Task details
For the records below, say how many lines contain the string "West". Give the number only.

--- Begin ---

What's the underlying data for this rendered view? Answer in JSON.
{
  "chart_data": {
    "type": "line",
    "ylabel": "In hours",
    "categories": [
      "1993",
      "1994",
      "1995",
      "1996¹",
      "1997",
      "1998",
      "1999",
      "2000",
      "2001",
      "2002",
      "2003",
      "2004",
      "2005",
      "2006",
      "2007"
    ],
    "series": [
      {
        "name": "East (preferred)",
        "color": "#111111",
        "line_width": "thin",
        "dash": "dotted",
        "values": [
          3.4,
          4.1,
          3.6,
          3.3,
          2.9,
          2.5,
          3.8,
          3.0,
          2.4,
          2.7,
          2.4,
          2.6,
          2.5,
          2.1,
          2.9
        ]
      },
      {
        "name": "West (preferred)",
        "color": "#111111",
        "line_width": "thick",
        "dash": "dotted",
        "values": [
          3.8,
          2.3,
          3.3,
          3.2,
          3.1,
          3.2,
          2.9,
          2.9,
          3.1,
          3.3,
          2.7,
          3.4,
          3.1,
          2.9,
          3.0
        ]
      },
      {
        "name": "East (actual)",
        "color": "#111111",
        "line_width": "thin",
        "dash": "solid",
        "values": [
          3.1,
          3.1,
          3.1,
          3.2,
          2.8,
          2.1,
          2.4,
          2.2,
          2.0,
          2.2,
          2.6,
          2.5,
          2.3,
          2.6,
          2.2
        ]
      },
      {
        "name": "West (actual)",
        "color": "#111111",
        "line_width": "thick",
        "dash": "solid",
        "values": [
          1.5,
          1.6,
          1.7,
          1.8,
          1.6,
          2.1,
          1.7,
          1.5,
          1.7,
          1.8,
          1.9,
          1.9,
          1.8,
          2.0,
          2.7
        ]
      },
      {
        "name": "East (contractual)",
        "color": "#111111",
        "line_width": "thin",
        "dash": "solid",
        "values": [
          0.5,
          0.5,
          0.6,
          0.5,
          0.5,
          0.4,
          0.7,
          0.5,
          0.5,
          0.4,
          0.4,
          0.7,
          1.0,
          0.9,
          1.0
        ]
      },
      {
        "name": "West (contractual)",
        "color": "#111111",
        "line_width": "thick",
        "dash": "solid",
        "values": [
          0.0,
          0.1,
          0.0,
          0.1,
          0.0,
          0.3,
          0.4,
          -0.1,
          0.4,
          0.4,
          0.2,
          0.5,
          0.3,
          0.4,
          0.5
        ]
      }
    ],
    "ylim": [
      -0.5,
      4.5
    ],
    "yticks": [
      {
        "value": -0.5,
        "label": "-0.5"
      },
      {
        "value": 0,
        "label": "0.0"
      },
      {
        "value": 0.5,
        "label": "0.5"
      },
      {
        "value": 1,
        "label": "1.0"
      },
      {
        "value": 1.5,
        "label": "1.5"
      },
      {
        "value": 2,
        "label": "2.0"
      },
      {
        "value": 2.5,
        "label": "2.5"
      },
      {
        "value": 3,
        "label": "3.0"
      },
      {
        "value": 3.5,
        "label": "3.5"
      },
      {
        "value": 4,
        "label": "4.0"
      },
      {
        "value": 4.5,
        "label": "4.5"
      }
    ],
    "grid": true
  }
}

--- End ---

Output of the task
3